(Dataset items)
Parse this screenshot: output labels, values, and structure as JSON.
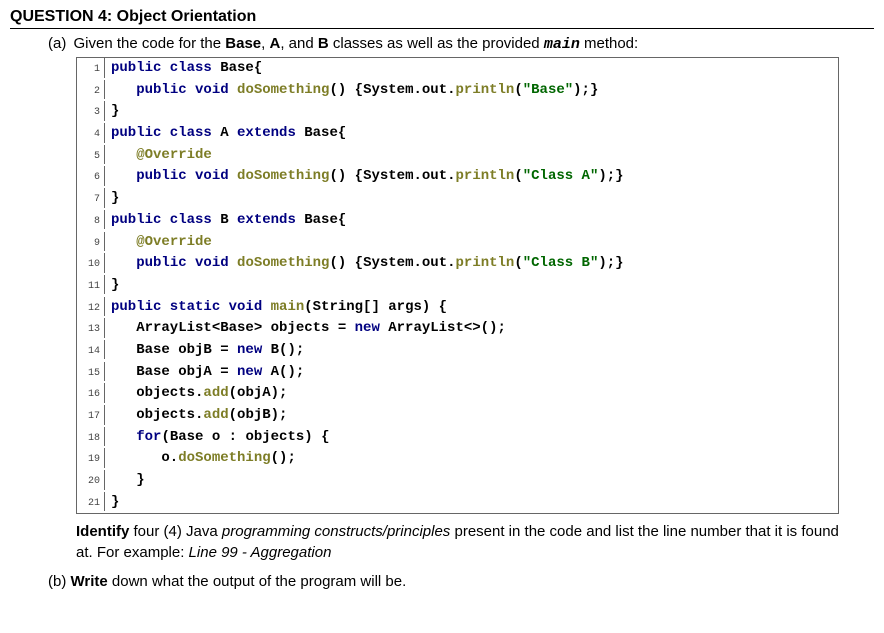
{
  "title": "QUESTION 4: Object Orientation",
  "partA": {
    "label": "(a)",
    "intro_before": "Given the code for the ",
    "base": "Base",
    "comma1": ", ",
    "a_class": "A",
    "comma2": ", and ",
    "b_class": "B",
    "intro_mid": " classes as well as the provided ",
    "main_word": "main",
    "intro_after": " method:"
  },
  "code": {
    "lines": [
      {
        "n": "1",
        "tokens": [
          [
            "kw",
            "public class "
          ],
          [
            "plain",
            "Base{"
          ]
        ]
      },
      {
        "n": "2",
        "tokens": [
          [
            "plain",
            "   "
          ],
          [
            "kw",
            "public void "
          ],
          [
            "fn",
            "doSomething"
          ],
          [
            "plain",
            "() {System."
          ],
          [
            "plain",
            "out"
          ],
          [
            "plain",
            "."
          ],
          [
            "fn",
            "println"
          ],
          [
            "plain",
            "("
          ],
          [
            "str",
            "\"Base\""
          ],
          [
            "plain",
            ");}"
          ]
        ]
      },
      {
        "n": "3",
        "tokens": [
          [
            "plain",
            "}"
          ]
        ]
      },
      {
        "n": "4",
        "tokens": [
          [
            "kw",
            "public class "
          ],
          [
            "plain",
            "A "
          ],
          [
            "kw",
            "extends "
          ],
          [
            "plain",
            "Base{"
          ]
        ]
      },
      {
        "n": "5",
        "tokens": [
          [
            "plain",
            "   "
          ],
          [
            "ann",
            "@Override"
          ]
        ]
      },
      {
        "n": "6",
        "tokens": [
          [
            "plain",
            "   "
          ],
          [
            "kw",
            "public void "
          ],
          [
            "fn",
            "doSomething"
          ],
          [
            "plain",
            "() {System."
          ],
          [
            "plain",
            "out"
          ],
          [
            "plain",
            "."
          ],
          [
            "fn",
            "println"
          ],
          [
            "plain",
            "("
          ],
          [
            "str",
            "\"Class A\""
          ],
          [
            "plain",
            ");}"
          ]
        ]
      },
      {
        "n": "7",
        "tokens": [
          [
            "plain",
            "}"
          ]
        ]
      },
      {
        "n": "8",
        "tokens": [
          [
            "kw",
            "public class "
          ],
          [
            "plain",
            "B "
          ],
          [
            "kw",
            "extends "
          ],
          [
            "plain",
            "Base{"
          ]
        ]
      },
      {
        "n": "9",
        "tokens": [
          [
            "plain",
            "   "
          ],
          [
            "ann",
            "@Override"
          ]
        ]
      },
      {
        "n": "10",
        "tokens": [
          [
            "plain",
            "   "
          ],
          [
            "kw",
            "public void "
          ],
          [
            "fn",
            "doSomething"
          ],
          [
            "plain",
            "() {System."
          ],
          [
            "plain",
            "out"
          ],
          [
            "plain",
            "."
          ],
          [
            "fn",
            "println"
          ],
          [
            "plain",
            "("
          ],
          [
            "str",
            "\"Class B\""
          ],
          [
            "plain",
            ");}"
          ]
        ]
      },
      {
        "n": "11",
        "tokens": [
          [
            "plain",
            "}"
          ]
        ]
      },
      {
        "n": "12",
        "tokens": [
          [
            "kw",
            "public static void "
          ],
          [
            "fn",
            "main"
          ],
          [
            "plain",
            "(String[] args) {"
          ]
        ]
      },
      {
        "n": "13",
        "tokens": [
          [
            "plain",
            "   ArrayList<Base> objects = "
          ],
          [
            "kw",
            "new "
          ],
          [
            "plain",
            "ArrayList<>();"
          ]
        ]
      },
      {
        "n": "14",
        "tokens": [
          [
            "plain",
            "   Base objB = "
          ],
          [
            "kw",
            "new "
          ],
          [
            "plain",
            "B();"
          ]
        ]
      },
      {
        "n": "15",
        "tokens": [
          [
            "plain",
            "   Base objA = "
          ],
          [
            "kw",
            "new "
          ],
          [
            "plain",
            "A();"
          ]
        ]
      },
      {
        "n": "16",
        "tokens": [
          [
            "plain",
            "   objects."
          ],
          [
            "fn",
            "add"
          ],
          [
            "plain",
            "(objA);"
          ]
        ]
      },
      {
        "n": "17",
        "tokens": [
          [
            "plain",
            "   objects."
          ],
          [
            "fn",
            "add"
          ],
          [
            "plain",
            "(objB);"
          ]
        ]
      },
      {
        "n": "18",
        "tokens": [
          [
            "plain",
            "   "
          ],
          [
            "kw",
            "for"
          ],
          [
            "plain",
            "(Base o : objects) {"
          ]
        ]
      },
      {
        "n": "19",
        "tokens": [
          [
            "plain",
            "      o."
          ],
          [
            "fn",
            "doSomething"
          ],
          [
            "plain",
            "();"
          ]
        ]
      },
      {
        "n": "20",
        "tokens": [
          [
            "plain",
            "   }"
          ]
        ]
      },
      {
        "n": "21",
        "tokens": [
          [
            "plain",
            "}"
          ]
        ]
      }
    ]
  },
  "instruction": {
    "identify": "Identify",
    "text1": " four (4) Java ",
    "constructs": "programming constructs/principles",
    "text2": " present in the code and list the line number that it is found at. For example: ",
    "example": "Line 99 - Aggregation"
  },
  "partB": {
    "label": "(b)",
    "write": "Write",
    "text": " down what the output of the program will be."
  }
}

==

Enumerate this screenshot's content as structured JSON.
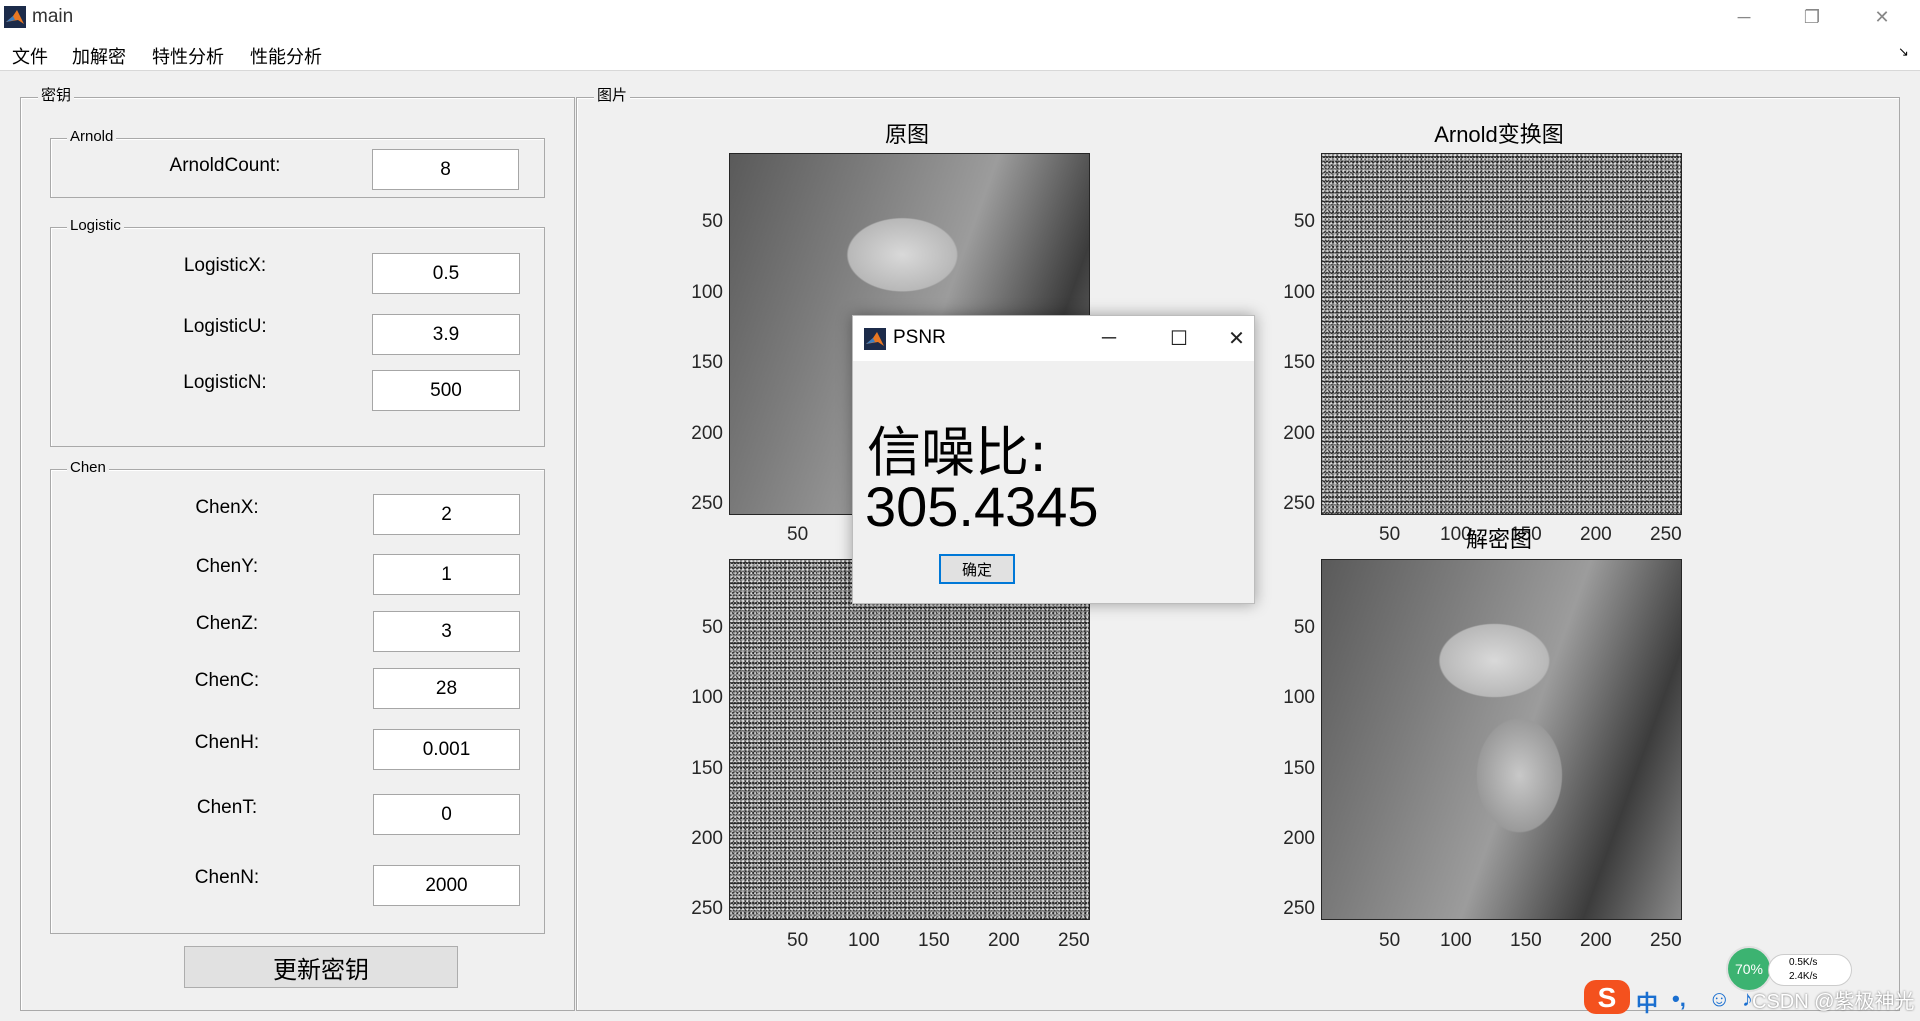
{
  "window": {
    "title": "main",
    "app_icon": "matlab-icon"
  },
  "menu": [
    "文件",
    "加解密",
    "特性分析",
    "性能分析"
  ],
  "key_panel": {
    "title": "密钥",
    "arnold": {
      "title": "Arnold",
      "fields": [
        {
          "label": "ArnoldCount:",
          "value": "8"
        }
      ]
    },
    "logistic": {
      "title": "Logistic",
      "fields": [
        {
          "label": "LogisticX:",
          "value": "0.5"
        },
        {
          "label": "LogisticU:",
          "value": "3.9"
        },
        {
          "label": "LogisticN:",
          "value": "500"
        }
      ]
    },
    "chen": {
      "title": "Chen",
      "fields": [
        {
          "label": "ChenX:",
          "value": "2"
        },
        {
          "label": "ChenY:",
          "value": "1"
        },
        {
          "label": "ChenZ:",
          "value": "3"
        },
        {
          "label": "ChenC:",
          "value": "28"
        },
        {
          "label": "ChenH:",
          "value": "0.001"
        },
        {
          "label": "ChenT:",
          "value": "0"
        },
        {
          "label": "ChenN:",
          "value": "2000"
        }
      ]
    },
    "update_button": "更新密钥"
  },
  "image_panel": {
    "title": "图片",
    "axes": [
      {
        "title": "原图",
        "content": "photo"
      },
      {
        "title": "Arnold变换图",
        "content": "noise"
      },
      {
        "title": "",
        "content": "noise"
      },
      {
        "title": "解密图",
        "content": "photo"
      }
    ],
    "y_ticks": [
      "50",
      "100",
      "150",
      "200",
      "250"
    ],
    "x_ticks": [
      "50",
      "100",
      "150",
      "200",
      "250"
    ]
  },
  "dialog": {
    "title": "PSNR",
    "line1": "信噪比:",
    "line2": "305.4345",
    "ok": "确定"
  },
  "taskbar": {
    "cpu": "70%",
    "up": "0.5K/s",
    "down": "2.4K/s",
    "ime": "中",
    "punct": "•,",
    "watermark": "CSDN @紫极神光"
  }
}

• [Work to do]:
In the listing above, find the lines holding the word "down" and copy them.

• [Full solution]:
    "text": " down what the output of the program will be."
    "down": "2.4K/s",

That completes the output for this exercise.